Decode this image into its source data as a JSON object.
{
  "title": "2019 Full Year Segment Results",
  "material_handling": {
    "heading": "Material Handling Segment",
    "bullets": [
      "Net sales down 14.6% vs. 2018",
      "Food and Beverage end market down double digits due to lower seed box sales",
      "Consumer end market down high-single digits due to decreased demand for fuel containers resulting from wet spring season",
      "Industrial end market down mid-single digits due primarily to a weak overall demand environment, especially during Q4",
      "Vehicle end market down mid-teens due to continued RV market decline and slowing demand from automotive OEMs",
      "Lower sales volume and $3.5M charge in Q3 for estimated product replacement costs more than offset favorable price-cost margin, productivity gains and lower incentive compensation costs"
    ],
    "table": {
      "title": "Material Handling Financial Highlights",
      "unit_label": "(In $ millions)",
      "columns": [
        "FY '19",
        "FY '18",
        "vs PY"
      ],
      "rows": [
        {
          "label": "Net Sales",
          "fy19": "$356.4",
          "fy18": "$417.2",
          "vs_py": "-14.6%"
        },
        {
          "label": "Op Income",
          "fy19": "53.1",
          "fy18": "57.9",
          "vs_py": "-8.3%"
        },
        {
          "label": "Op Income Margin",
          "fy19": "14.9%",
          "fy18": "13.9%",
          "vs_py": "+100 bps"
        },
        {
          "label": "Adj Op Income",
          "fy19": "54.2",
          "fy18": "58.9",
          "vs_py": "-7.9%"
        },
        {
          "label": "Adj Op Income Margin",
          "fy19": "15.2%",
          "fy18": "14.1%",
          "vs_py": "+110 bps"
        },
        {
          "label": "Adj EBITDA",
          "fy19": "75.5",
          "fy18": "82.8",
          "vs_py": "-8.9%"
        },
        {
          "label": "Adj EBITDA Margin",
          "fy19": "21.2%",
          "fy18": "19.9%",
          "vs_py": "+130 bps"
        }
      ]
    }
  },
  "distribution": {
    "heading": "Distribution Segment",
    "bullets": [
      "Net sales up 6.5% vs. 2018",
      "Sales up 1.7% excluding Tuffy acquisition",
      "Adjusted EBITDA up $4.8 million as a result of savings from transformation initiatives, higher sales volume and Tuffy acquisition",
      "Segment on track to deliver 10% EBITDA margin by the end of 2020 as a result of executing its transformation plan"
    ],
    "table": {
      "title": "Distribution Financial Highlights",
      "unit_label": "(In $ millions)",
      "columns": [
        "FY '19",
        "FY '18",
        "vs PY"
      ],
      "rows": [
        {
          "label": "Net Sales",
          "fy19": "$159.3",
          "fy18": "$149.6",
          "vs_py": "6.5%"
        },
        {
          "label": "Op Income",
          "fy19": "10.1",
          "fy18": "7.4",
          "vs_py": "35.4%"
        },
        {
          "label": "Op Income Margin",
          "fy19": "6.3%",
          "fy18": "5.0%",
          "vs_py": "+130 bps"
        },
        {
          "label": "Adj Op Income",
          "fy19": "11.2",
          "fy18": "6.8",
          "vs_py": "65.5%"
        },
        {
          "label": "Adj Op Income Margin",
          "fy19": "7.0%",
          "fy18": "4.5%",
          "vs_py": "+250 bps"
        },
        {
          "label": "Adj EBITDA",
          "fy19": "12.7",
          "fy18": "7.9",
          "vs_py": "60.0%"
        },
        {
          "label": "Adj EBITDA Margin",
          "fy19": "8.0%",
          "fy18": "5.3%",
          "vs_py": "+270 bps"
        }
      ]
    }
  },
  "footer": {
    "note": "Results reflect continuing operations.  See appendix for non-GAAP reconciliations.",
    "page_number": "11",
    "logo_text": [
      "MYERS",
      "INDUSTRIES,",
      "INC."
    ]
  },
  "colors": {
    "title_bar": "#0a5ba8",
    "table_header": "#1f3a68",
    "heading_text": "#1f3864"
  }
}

════

● CHALLENGE:
Return all of the entries word for word.

● FINISHED TASK:
Decode this image into its source data as a JSON object.
{
  "title": "2019 Full Year Segment Results",
  "material_handling": {
    "heading": "Material Handling Segment",
    "bullets": [
      "Net sales down 14.6% vs. 2018",
      "Food and Beverage end market down double digits due to lower seed box sales",
      "Consumer end market down high-single digits due to decreased demand for fuel containers resulting from wet spring season",
      "Industrial end market down mid-single digits due primarily to a weak overall demand environment, especially during Q4",
      "Vehicle end market down mid-teens due to continued RV market decline and slowing demand from automotive OEMs",
      "Lower sales volume and $3.5M charge in Q3 for estimated product replacement costs more than offset favorable price-cost margin, productivity gains and lower incentive compensation costs"
    ],
    "table": {
      "title": "Material Handling Financial Highlights",
      "unit_label": "(In $ millions)",
      "columns": [
        "FY '19",
        "FY '18",
        "vs PY"
      ],
      "rows": [
        {
          "label": "Net Sales",
          "fy19": "$356.4",
          "fy18": "$417.2",
          "vs_py": "-14.6%"
        },
        {
          "label": "Op Income",
          "fy19": "53.1",
          "fy18": "57.9",
          "vs_py": "-8.3%"
        },
        {
          "label": "Op Income Margin",
          "fy19": "14.9%",
          "fy18": "13.9%",
          "vs_py": "+100 bps"
        },
        {
          "label": "Adj Op Income",
          "fy19": "54.2",
          "fy18": "58.9",
          "vs_py": "-7.9%"
        },
        {
          "label": "Adj Op Income Margin",
          "fy19": "15.2%",
          "fy18": "14.1%",
          "vs_py": "+110 bps"
        },
        {
          "label": "Adj EBITDA",
          "fy19": "75.5",
          "fy18": "82.8",
          "vs_py": "-8.9%"
        },
        {
          "label": "Adj EBITDA Margin",
          "fy19": "21.2%",
          "fy18": "19.9%",
          "vs_py": "+130 bps"
        }
      ]
    }
  },
  "distribution": {
    "heading": "Distribution Segment",
    "bullets": [
      "Net sales up 6.5% vs. 2018",
      "Sales up 1.7% excluding Tuffy acquisition",
      "Adjusted EBITDA up $4.8 million as a result of savings from transformation initiatives, higher sales volume and Tuffy acquisition",
      "Segment on track to deliver 10% EBITDA margin by the end of 2020 as a result of executing its transformation plan"
    ],
    "table": {
      "title": "Distribution Financial Highlights",
      "unit_label": "(In $ millions)",
      "columns": [
        "FY '19",
        "FY '18",
        "vs PY"
      ],
      "rows": [
        {
          "label": "Net Sales",
          "fy19": "$159.3",
          "fy18": "$149.6",
          "vs_py": "6.5%"
        },
        {
          "label": "Op Income",
          "fy19": "10.1",
          "fy18": "7.4",
          "vs_py": "35.4%"
        },
        {
          "label": "Op Income Margin",
          "fy19": "6.3%",
          "fy18": "5.0%",
          "vs_py": "+130 bps"
        },
        {
          "label": "Adj Op Income",
          "fy19": "11.2",
          "fy18": "6.8",
          "vs_py": "65.5%"
        },
        {
          "label": "Adj Op Income Margin",
          "fy19": "7.0%",
          "fy18": "4.5%",
          "vs_py": "+250 bps"
        },
        {
          "label": "Adj EBITDA",
          "fy19": "12.7",
          "fy18": "7.9",
          "vs_py": "60.0%"
        },
        {
          "label": "Adj EBITDA Margin",
          "fy19": "8.0%",
          "fy18": "5.3%",
          "vs_py": "+270 bps"
        }
      ]
    }
  },
  "footer": {
    "note": "Results reflect continuing operations.  See appendix for non-GAAP reconciliations.",
    "page_number": "11",
    "logo_text": [
      "MYERS",
      "INDUSTRIES,",
      "INC."
    ]
  },
  "colors": {
    "title_bar": "#0a5ba8",
    "table_header": "#1f3a68",
    "heading_text": "#1f3864"
  }
}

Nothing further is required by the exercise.